=== Input material ===

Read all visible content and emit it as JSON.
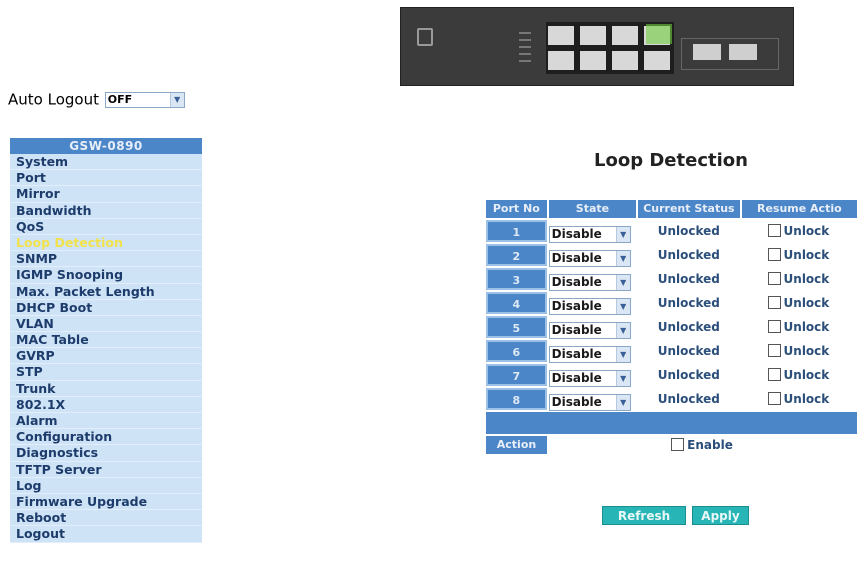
{
  "auto_logout": {
    "label": "Auto Logout",
    "value": "OFF"
  },
  "sidebar": {
    "header": "GSW-0890",
    "active": "Loop Detection",
    "items": [
      "System",
      "Port",
      "Mirror",
      "Bandwidth",
      "QoS",
      "Loop Detection",
      "SNMP",
      "IGMP Snooping",
      "Max. Packet Length",
      "DHCP Boot",
      "VLAN",
      "MAC Table",
      "GVRP",
      "STP",
      "Trunk",
      "802.1X",
      "Alarm",
      "Configuration",
      "Diagnostics",
      "TFTP Server",
      "Log",
      "Firmware Upgrade",
      "Reboot",
      "Logout"
    ]
  },
  "page": {
    "title": "Loop Detection"
  },
  "table": {
    "headers": {
      "port": "Port No",
      "state": "State",
      "status": "Current Status",
      "resume": "Resume Actio"
    },
    "rows": [
      {
        "port": "1",
        "state": "Disable",
        "status": "Unlocked",
        "resume": "Unlock"
      },
      {
        "port": "2",
        "state": "Disable",
        "status": "Unlocked",
        "resume": "Unlock"
      },
      {
        "port": "3",
        "state": "Disable",
        "status": "Unlocked",
        "resume": "Unlock"
      },
      {
        "port": "4",
        "state": "Disable",
        "status": "Unlocked",
        "resume": "Unlock"
      },
      {
        "port": "5",
        "state": "Disable",
        "status": "Unlocked",
        "resume": "Unlock"
      },
      {
        "port": "6",
        "state": "Disable",
        "status": "Unlocked",
        "resume": "Unlock"
      },
      {
        "port": "7",
        "state": "Disable",
        "status": "Unlocked",
        "resume": "Unlock"
      },
      {
        "port": "8",
        "state": "Disable",
        "status": "Unlocked",
        "resume": "Unlock"
      }
    ],
    "action_label": "Action",
    "enable_label": "Enable"
  },
  "buttons": {
    "refresh": "Refresh",
    "apply": "Apply"
  },
  "colors": {
    "header_blue": "#4a86c8",
    "sidebar_bg": "#cfe3f7",
    "active_item": "#f1e24b",
    "button_teal": "#27b5b5"
  },
  "icons": {
    "dropdown": "chevron-down-icon",
    "checkbox": "checkbox-icon"
  }
}
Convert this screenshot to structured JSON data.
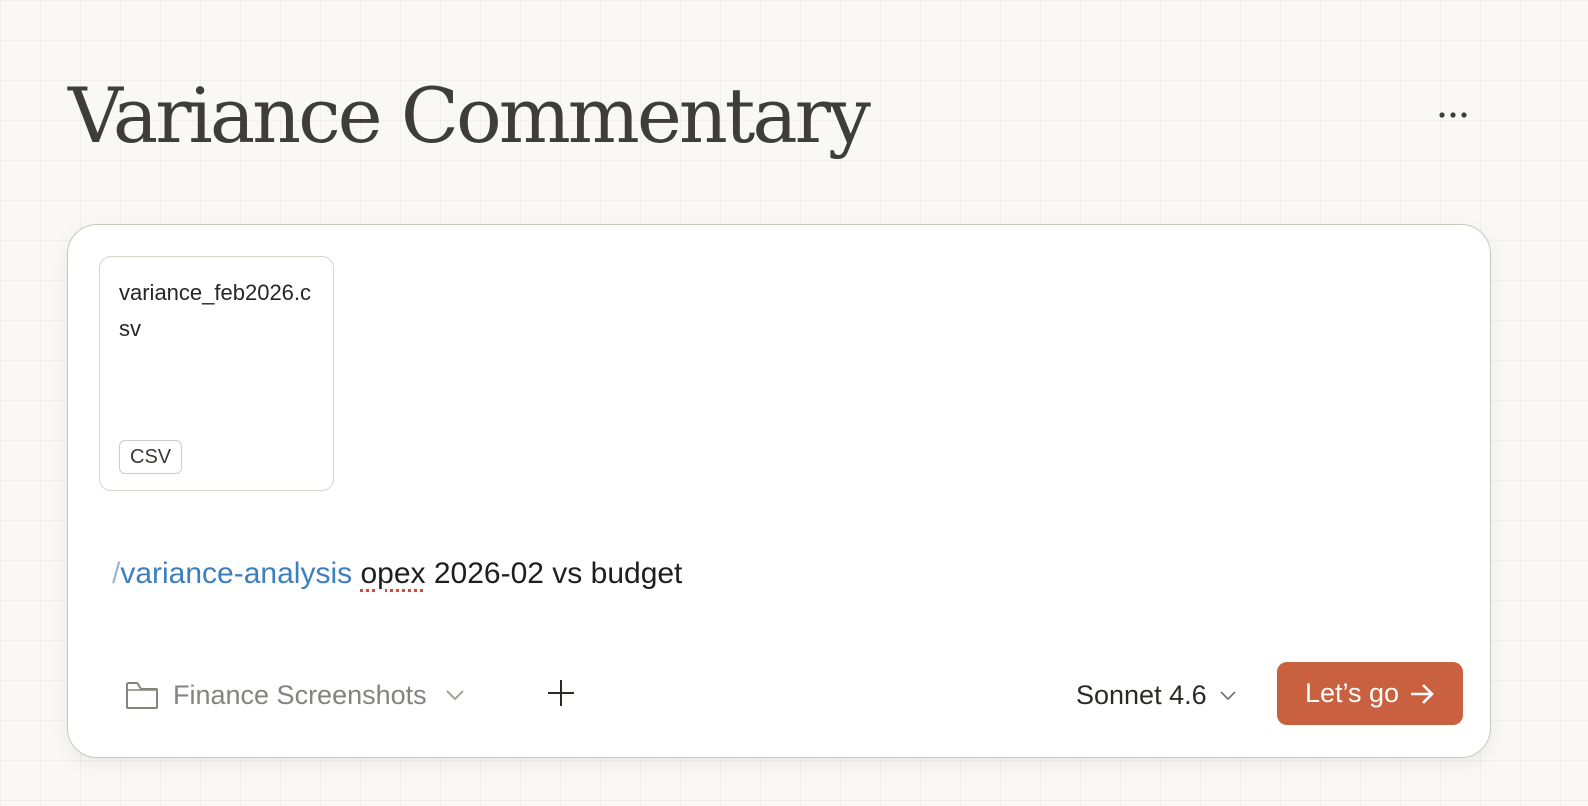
{
  "header": {
    "title": "Variance Commentary",
    "more_icon": "ellipsis-icon"
  },
  "composer": {
    "attachment": {
      "file_name": "variance_feb2026.csv",
      "file_type": "CSV"
    },
    "prompt": {
      "slash": "/",
      "command": "variance-analysis",
      "misspelled_word": "opex",
      "rest": " 2026-02 vs budget"
    },
    "toolbar": {
      "project_icon": "folder-icon",
      "project_label": "Finance Screenshots",
      "add_icon": "plus-icon",
      "model_label": "Sonnet 4.6",
      "submit_label": "Let’s go",
      "submit_icon": "arrow-right-icon"
    }
  },
  "colors": {
    "accent": "#c9603f",
    "command": "#3b7fbf",
    "background": "#f9f8f5"
  }
}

=== Problem requirements ===
Work through the records above line by line and count those that hold the string "Detection". Give only the result.

=== Finished task ===
3